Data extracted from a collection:
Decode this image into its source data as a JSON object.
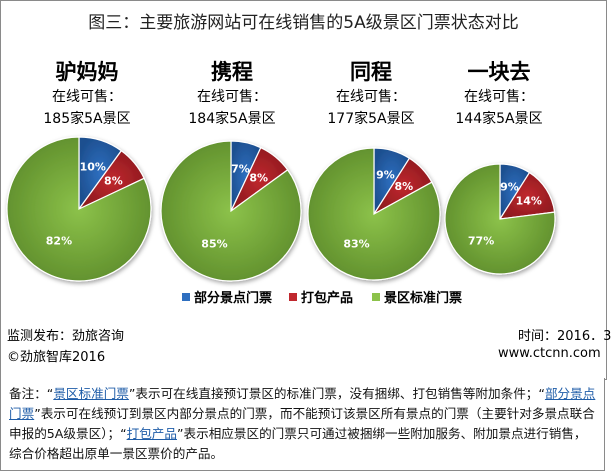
{
  "title": "图三：主要旅游网站可在线销售的5A级景区门票状态对比",
  "colors": {
    "partial": "#2e6fc0",
    "bundle": "#c0282e",
    "standard": "#8cc24a"
  },
  "chart_data": {
    "type": "pie",
    "title": "图三：主要旅游网站可在线销售的5A级景区门票状态对比",
    "legend": [
      "部分景点门票",
      "打包产品",
      "景区标准门票"
    ],
    "legend_position": "bottom",
    "pies": [
      {
        "name": "驴妈妈",
        "line1": "在线可售：",
        "line2": "185家5A景区",
        "slices": [
          {
            "label": "部分景点门票",
            "value": 10,
            "text": "10%"
          },
          {
            "label": "打包产品",
            "value": 8,
            "text": "8%"
          },
          {
            "label": "景区标准门票",
            "value": 82,
            "text": "82%"
          }
        ]
      },
      {
        "name": "携程",
        "line1": "在线可售：",
        "line2": "184家5A景区",
        "slices": [
          {
            "label": "部分景点门票",
            "value": 7,
            "text": "7%"
          },
          {
            "label": "打包产品",
            "value": 8,
            "text": "8%"
          },
          {
            "label": "景区标准门票",
            "value": 85,
            "text": "85%"
          }
        ]
      },
      {
        "name": "同程",
        "line1": "在线可售：",
        "line2": "177家5A景区",
        "slices": [
          {
            "label": "部分景点门票",
            "value": 9,
            "text": "9%"
          },
          {
            "label": "打包产品",
            "value": 8,
            "text": "8%"
          },
          {
            "label": "景区标准门票",
            "value": 83,
            "text": "83%"
          }
        ]
      },
      {
        "name": "一块去",
        "line1": "在线可售：",
        "line2": "144家5A景区",
        "slices": [
          {
            "label": "部分景点门票",
            "value": 9,
            "text": "9%"
          },
          {
            "label": "打包产品",
            "value": 14,
            "text": "14%"
          },
          {
            "label": "景区标准门票",
            "value": 77,
            "text": "77%"
          }
        ]
      }
    ]
  },
  "footer": {
    "source": "监测发布：劲旅咨询",
    "copyright": "©劲旅智库2016",
    "time": "时间：2016．3",
    "site": "www.ctcnn.com"
  },
  "note": {
    "p1": "备注：“",
    "k1": "景区标准门票",
    "p2": "”表示可在线直接预订景区的标准门票，没有捆绑、打包销售等附加条件；“",
    "k2": "部分景点门票",
    "p3": "”表示可在线预订到景区内部分景点的门票，而不能预订该景区所有景点的门票（主要针对多景点联合申报的5A级景区）；“",
    "k3": "打包产品",
    "p4": "”表示相应景区的门票只可通过被捆绑一些附加服务、附加景点进行销售，综合价格超出原单一景区票价的产品。"
  }
}
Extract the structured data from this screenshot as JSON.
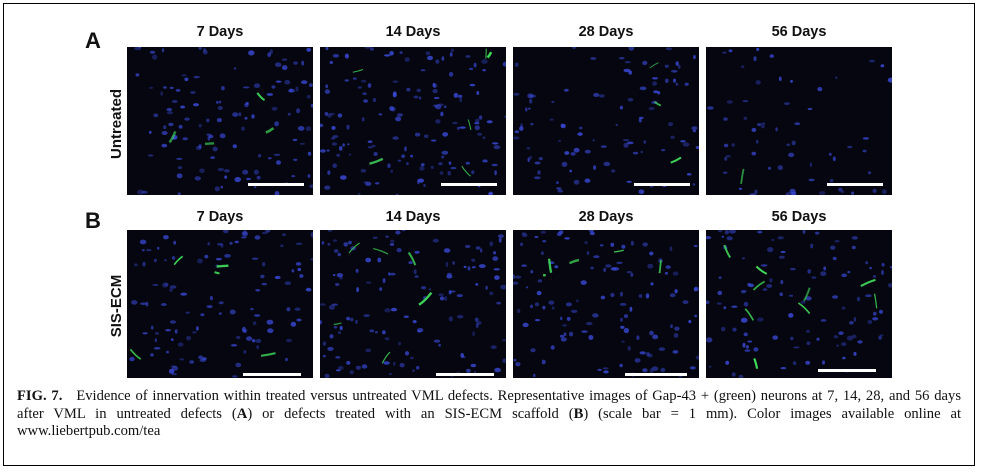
{
  "figure": {
    "panels": [
      {
        "letter": "A",
        "row_label": "Untreated",
        "columns": [
          "7 Days",
          "14 Days",
          "28 Days",
          "56 Days"
        ]
      },
      {
        "letter": "B",
        "row_label": "SIS-ECM",
        "columns": [
          "7 Days",
          "14 Days",
          "28 Days",
          "56 Days"
        ]
      }
    ],
    "colors": {
      "background": "#05060f",
      "nuclei": "#3a4ad8",
      "gap43": "#3fd95a",
      "scale_bar": "#ffffff"
    }
  },
  "caption": {
    "label": "FIG. 7.",
    "text_1": "Evidence of innervation within treated versus untreated VML defects. Representative images of Gap-43 + (green) neurons at 7, 14, 28, and 56 days after VML in untreated defects (",
    "bold_a": "A",
    "text_2": ") or defects treated with an SIS-ECM scaffold (",
    "bold_b": "B",
    "text_3": ") (scale bar = 1 mm). Color images available online at www.liebertpub.com/tea"
  }
}
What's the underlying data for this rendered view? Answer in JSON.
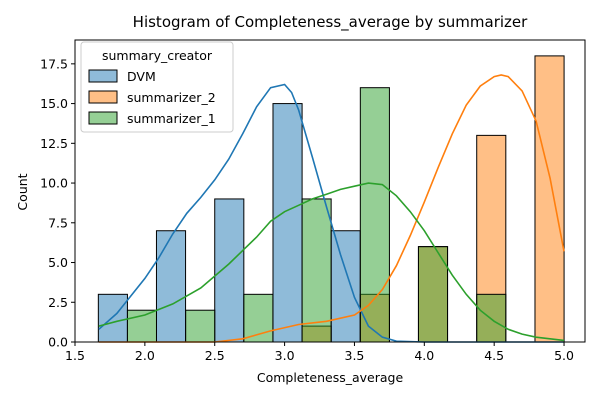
{
  "chart_data": {
    "type": "bar",
    "title": "Histogram of Completeness_average by summarizer",
    "xlabel": "Completeness_average",
    "ylabel": "Count",
    "xlim": [
      1.5,
      5.15
    ],
    "ylim": [
      0,
      19
    ],
    "xticks": [
      "1.5",
      "2.0",
      "2.5",
      "3.0",
      "3.5",
      "4.0",
      "4.5",
      "5.0"
    ],
    "yticks": [
      "0.0",
      "2.5",
      "5.0",
      "7.5",
      "10.0",
      "12.5",
      "15.0",
      "17.5"
    ],
    "legend": {
      "title": "summary_creator",
      "placement": "upper-left"
    },
    "bin_width": 0.2083,
    "series": [
      {
        "name": "DVM",
        "color": "#1f77b4",
        "bars": [
          {
            "x": 1.667,
            "count": 3
          },
          {
            "x": 2.083,
            "count": 7
          },
          {
            "x": 2.5,
            "count": 9
          },
          {
            "x": 2.917,
            "count": 15
          },
          {
            "x": 3.333,
            "count": 7
          }
        ],
        "kde": [
          [
            1.67,
            0.8
          ],
          [
            1.8,
            1.8
          ],
          [
            1.9,
            2.9
          ],
          [
            2.0,
            4.0
          ],
          [
            2.1,
            5.3
          ],
          [
            2.2,
            6.8
          ],
          [
            2.3,
            8.1
          ],
          [
            2.4,
            9.1
          ],
          [
            2.5,
            10.2
          ],
          [
            2.6,
            11.5
          ],
          [
            2.7,
            13.1
          ],
          [
            2.8,
            14.8
          ],
          [
            2.9,
            16.0
          ],
          [
            3.0,
            16.2
          ],
          [
            3.05,
            15.7
          ],
          [
            3.1,
            14.6
          ],
          [
            3.2,
            11.6
          ],
          [
            3.3,
            8.5
          ],
          [
            3.4,
            5.5
          ],
          [
            3.5,
            2.8
          ],
          [
            3.6,
            1.0
          ],
          [
            3.7,
            0.3
          ],
          [
            3.8,
            0.05
          ],
          [
            4.0,
            0.0
          ],
          [
            5.0,
            0.0
          ]
        ]
      },
      {
        "name": "summarizer_2",
        "color": "#ff7f0e",
        "bars": [
          {
            "x": 3.125,
            "count": 1
          },
          {
            "x": 3.542,
            "count": 3
          },
          {
            "x": 3.958,
            "count": 6
          },
          {
            "x": 4.375,
            "count": 13
          },
          {
            "x": 4.792,
            "count": 18
          }
        ],
        "kde": [
          [
            1.67,
            0.0
          ],
          [
            2.5,
            0.0
          ],
          [
            2.7,
            0.2
          ],
          [
            2.9,
            0.7
          ],
          [
            3.1,
            1.1
          ],
          [
            3.3,
            1.3
          ],
          [
            3.5,
            1.7
          ],
          [
            3.6,
            2.3
          ],
          [
            3.7,
            3.3
          ],
          [
            3.8,
            4.8
          ],
          [
            3.9,
            6.7
          ],
          [
            4.0,
            8.8
          ],
          [
            4.1,
            11.0
          ],
          [
            4.2,
            13.1
          ],
          [
            4.3,
            14.9
          ],
          [
            4.4,
            16.1
          ],
          [
            4.5,
            16.7
          ],
          [
            4.55,
            16.8
          ],
          [
            4.6,
            16.7
          ],
          [
            4.7,
            15.8
          ],
          [
            4.8,
            13.9
          ],
          [
            4.9,
            10.3
          ],
          [
            5.0,
            5.7
          ]
        ]
      },
      {
        "name": "summarizer_1",
        "color": "#2ca02c",
        "bars": [
          {
            "x": 1.875,
            "count": 2
          },
          {
            "x": 2.292,
            "count": 2
          },
          {
            "x": 2.708,
            "count": 3
          },
          {
            "x": 3.125,
            "count": 9
          },
          {
            "x": 3.542,
            "count": 16
          },
          {
            "x": 3.958,
            "count": 6
          },
          {
            "x": 4.375,
            "count": 3
          }
        ],
        "kde": [
          [
            1.67,
            1.0
          ],
          [
            1.8,
            1.3
          ],
          [
            2.0,
            1.7
          ],
          [
            2.2,
            2.4
          ],
          [
            2.4,
            3.4
          ],
          [
            2.6,
            4.9
          ],
          [
            2.8,
            6.6
          ],
          [
            2.9,
            7.6
          ],
          [
            3.0,
            8.2
          ],
          [
            3.1,
            8.6
          ],
          [
            3.2,
            9.0
          ],
          [
            3.3,
            9.3
          ],
          [
            3.4,
            9.6
          ],
          [
            3.5,
            9.8
          ],
          [
            3.6,
            10.0
          ],
          [
            3.7,
            9.9
          ],
          [
            3.8,
            9.2
          ],
          [
            3.9,
            8.2
          ],
          [
            4.0,
            7.0
          ],
          [
            4.1,
            5.6
          ],
          [
            4.2,
            4.2
          ],
          [
            4.3,
            3.0
          ],
          [
            4.4,
            2.0
          ],
          [
            4.5,
            1.3
          ],
          [
            4.6,
            0.8
          ],
          [
            4.7,
            0.5
          ],
          [
            4.8,
            0.3
          ],
          [
            5.0,
            0.1
          ]
        ]
      }
    ]
  }
}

Written exercise:
Return each line of the listing that holds the string "value".

Result for this exercise:
            "value": 10,
            "value": 8,
            "value": 82,
            "value": 7,
            "value": 8,
            "value": 85,
            "value": 9,
            "value": 8,
            "value": 83,
            "value": 9,
            "value": 14,
            "value": 77,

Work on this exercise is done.